## WHAT THE TASK REQUIRES
Return every record below exactly as written, omitting any pictures.
# Start of RECORDS SHOWN
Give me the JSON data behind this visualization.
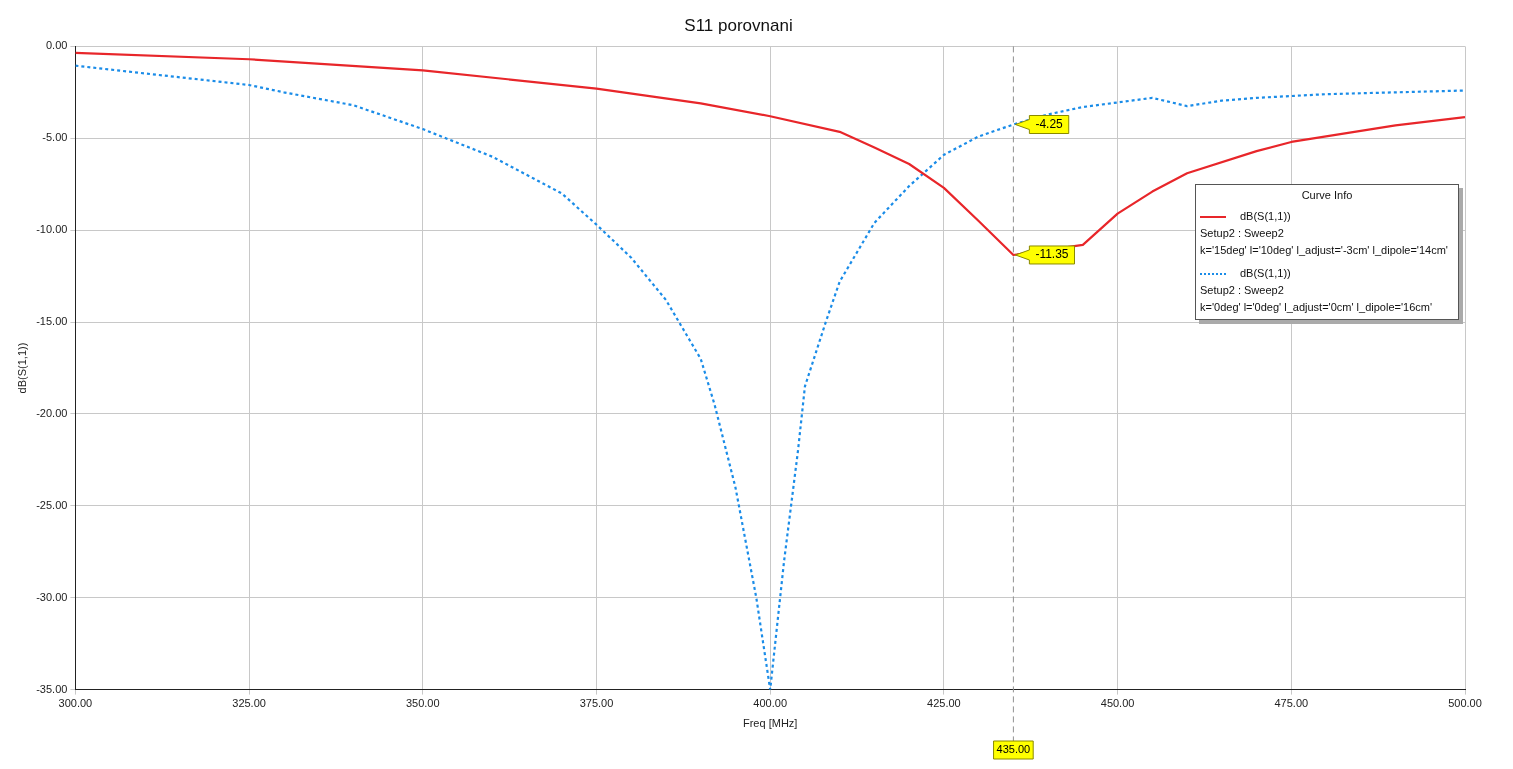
{
  "chart_data": {
    "type": "line",
    "title": "S11 porovnani",
    "xlabel": "Freq [MHz]",
    "ylabel": "dB(S(1,1))",
    "legend_title": "Curve Info",
    "xlim": [
      300,
      500
    ],
    "ylim": [
      -35,
      0
    ],
    "xticks": [
      {
        "value": 300,
        "label": "300.00"
      },
      {
        "value": 325,
        "label": "325.00"
      },
      {
        "value": 350,
        "label": "350.00"
      },
      {
        "value": 375,
        "label": "375.00"
      },
      {
        "value": 400,
        "label": "400.00"
      },
      {
        "value": 425,
        "label": "425.00"
      },
      {
        "value": 450,
        "label": "450.00"
      },
      {
        "value": 475,
        "label": "475.00"
      },
      {
        "value": 500,
        "label": "500.00"
      }
    ],
    "yticks": [
      {
        "value": -35,
        "label": "-35.00"
      },
      {
        "value": -30,
        "label": "-30.00"
      },
      {
        "value": -25,
        "label": "-25.00"
      },
      {
        "value": -20,
        "label": "-20.00"
      },
      {
        "value": -15,
        "label": "-15.00"
      },
      {
        "value": -10,
        "label": "-10.00"
      },
      {
        "value": -5,
        "label": "-5.00"
      },
      {
        "value": 0,
        "label": "0.00"
      }
    ],
    "grid": true,
    "legend": "right",
    "marker": "none",
    "series": [
      {
        "name": "dB(S(1,1))\nSetup2 : Sweep2\nk='15deg' l='10deg' l_adjust='-3cm' l_dipole='14cm'",
        "color": "#e8262a",
        "line_style": "solid",
        "x": [
          300,
          325,
          350,
          375,
          390,
          400,
          410,
          415,
          420,
          425,
          430,
          435,
          445,
          450,
          455,
          460,
          470,
          475,
          490,
          500
        ],
        "values": [
          -0.35,
          -0.7,
          -1.3,
          -2.3,
          -3.1,
          -3.8,
          -4.65,
          -5.5,
          -6.4,
          -7.7,
          -9.5,
          -11.35,
          -10.8,
          -9.1,
          -7.9,
          -6.9,
          -5.7,
          -5.2,
          -4.3,
          -3.85
        ]
      },
      {
        "name": "dB(S(1,1))\nSetup2 : Sweep2\nk='0deg' l='0deg' l_adjust='0cm' l_dipole='16cm'",
        "color": "#1a8ce8",
        "line_style": "dotted",
        "x": [
          300,
          325,
          330,
          340,
          350,
          360,
          370,
          375,
          380,
          385,
          390,
          392,
          395,
          398,
          400,
          402,
          404,
          405,
          408,
          410,
          415,
          420,
          425,
          430,
          435,
          440,
          445,
          450,
          455,
          460,
          465,
          470,
          480,
          490,
          500
        ],
        "values": [
          -1.05,
          -2.1,
          -2.5,
          -3.2,
          -4.5,
          -6.0,
          -8.0,
          -9.7,
          -11.5,
          -13.8,
          -17.0,
          -19.5,
          -24,
          -30,
          -35,
          -28,
          -22,
          -18.5,
          -15,
          -12.8,
          -9.6,
          -7.6,
          -5.9,
          -4.9,
          -4.25,
          -3.7,
          -3.3,
          -3.05,
          -2.8,
          -3.25,
          -2.95,
          -2.8,
          -2.6,
          -2.5,
          -2.4
        ]
      }
    ],
    "ref_lines": [
      {
        "axis": "x",
        "value": 435,
        "label": "435.00",
        "color": "#909090",
        "line_style": "dashed"
      }
    ],
    "annotations": [
      {
        "text": "-4.25",
        "x": 435,
        "y": -4.25
      },
      {
        "text": "-11.35",
        "x": 435,
        "y": -11.35
      }
    ]
  }
}
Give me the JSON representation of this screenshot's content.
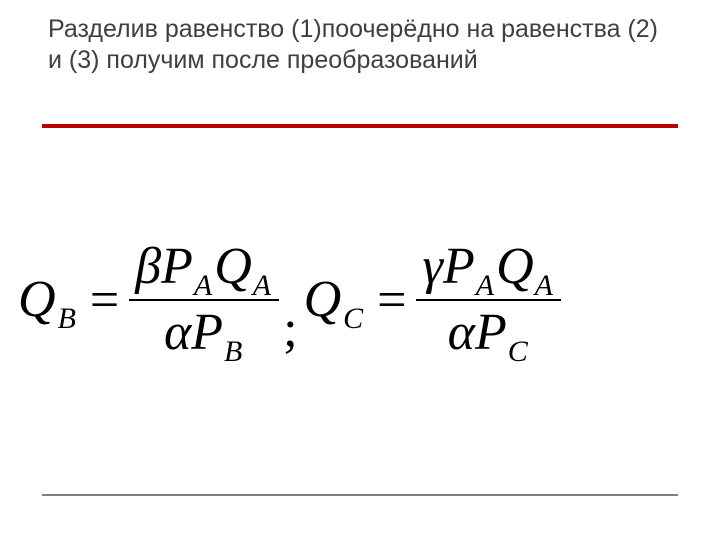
{
  "title": "Разделив равенство (1)поочерёдно на равенства (2) и (3) получим после преобразований",
  "colors": {
    "title_text": "#3f3f3f",
    "red_rule": "#b90000",
    "bottom_rule": "#808080",
    "formula_text": "#000000",
    "background": "#ffffff"
  },
  "typography": {
    "title_fontsize": 25,
    "formula_fontsize": 52,
    "subscript_fontsize": 30,
    "title_font": "Verdana",
    "formula_font": "Times New Roman"
  },
  "layout": {
    "slide_width": 720,
    "slide_height": 540,
    "red_rule_height": 4,
    "bottom_rule_height": 2
  },
  "formula": {
    "eq1": {
      "lhs_var": "Q",
      "lhs_sub": "B",
      "num_greek": "β",
      "num_v1": "P",
      "num_s1": "A",
      "num_v2": "Q",
      "num_s2": "A",
      "den_greek": "α",
      "den_v1": "P",
      "den_s1": "B"
    },
    "separator": ";",
    "eq2": {
      "lhs_var": "Q",
      "lhs_sub": "C",
      "num_greek": "γ",
      "num_v1": "P",
      "num_s1": "A",
      "num_v2": "Q",
      "num_s2": "A",
      "den_greek": "α",
      "den_v1": "P",
      "den_s1": "C"
    },
    "equals": "="
  }
}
# End of RECORDS SHOWN
## TASK OUTPUT
Give me the JSON data behind this visualization.
{
  "chart_data": {
    "type": "line",
    "title": "S11 porovnani",
    "xlabel": "Freq [MHz]",
    "ylabel": "dB(S(1,1))",
    "legend_title": "Curve Info",
    "xlim": [
      300,
      500
    ],
    "ylim": [
      -35,
      0
    ],
    "xticks": [
      {
        "value": 300,
        "label": "300.00"
      },
      {
        "value": 325,
        "label": "325.00"
      },
      {
        "value": 350,
        "label": "350.00"
      },
      {
        "value": 375,
        "label": "375.00"
      },
      {
        "value": 400,
        "label": "400.00"
      },
      {
        "value": 425,
        "label": "425.00"
      },
      {
        "value": 450,
        "label": "450.00"
      },
      {
        "value": 475,
        "label": "475.00"
      },
      {
        "value": 500,
        "label": "500.00"
      }
    ],
    "yticks": [
      {
        "value": -35,
        "label": "-35.00"
      },
      {
        "value": -30,
        "label": "-30.00"
      },
      {
        "value": -25,
        "label": "-25.00"
      },
      {
        "value": -20,
        "label": "-20.00"
      },
      {
        "value": -15,
        "label": "-15.00"
      },
      {
        "value": -10,
        "label": "-10.00"
      },
      {
        "value": -5,
        "label": "-5.00"
      },
      {
        "value": 0,
        "label": "0.00"
      }
    ],
    "grid": true,
    "legend": "right",
    "marker": "none",
    "series": [
      {
        "name": "dB(S(1,1))\nSetup2 : Sweep2\nk='15deg' l='10deg' l_adjust='-3cm' l_dipole='14cm'",
        "color": "#e8262a",
        "line_style": "solid",
        "x": [
          300,
          325,
          350,
          375,
          390,
          400,
          410,
          415,
          420,
          425,
          430,
          435,
          445,
          450,
          455,
          460,
          470,
          475,
          490,
          500
        ],
        "values": [
          -0.35,
          -0.7,
          -1.3,
          -2.3,
          -3.1,
          -3.8,
          -4.65,
          -5.5,
          -6.4,
          -7.7,
          -9.5,
          -11.35,
          -10.8,
          -9.1,
          -7.9,
          -6.9,
          -5.7,
          -5.2,
          -4.3,
          -3.85
        ]
      },
      {
        "name": "dB(S(1,1))\nSetup2 : Sweep2\nk='0deg' l='0deg' l_adjust='0cm' l_dipole='16cm'",
        "color": "#1a8ce8",
        "line_style": "dotted",
        "x": [
          300,
          325,
          330,
          340,
          350,
          360,
          370,
          375,
          380,
          385,
          390,
          392,
          395,
          398,
          400,
          402,
          404,
          405,
          408,
          410,
          415,
          420,
          425,
          430,
          435,
          440,
          445,
          450,
          455,
          460,
          465,
          470,
          480,
          490,
          500
        ],
        "values": [
          -1.05,
          -2.1,
          -2.5,
          -3.2,
          -4.5,
          -6.0,
          -8.0,
          -9.7,
          -11.5,
          -13.8,
          -17.0,
          -19.5,
          -24,
          -30,
          -35,
          -28,
          -22,
          -18.5,
          -15,
          -12.8,
          -9.6,
          -7.6,
          -5.9,
          -4.9,
          -4.25,
          -3.7,
          -3.3,
          -3.05,
          -2.8,
          -3.25,
          -2.95,
          -2.8,
          -2.6,
          -2.5,
          -2.4
        ]
      }
    ],
    "ref_lines": [
      {
        "axis": "x",
        "value": 435,
        "label": "435.00",
        "color": "#909090",
        "line_style": "dashed"
      }
    ],
    "annotations": [
      {
        "text": "-4.25",
        "x": 435,
        "y": -4.25
      },
      {
        "text": "-11.35",
        "x": 435,
        "y": -11.35
      }
    ]
  }
}
Give me the JSON representation of this screenshot's content.
{
  "title": "Разделив равенство (1)поочерёдно на равенства (2) и (3) получим после преобразований",
  "colors": {
    "title_text": "#3f3f3f",
    "red_rule": "#b90000",
    "bottom_rule": "#808080",
    "formula_text": "#000000",
    "background": "#ffffff"
  },
  "typography": {
    "title_fontsize": 25,
    "formula_fontsize": 52,
    "subscript_fontsize": 30,
    "title_font": "Verdana",
    "formula_font": "Times New Roman"
  },
  "layout": {
    "slide_width": 720,
    "slide_height": 540,
    "red_rule_height": 4,
    "bottom_rule_height": 2
  },
  "formula": {
    "eq1": {
      "lhs_var": "Q",
      "lhs_sub": "B",
      "num_greek": "β",
      "num_v1": "P",
      "num_s1": "A",
      "num_v2": "Q",
      "num_s2": "A",
      "den_greek": "α",
      "den_v1": "P",
      "den_s1": "B"
    },
    "separator": ";",
    "eq2": {
      "lhs_var": "Q",
      "lhs_sub": "C",
      "num_greek": "γ",
      "num_v1": "P",
      "num_s1": "A",
      "num_v2": "Q",
      "num_s2": "A",
      "den_greek": "α",
      "den_v1": "P",
      "den_s1": "C"
    },
    "equals": "="
  }
}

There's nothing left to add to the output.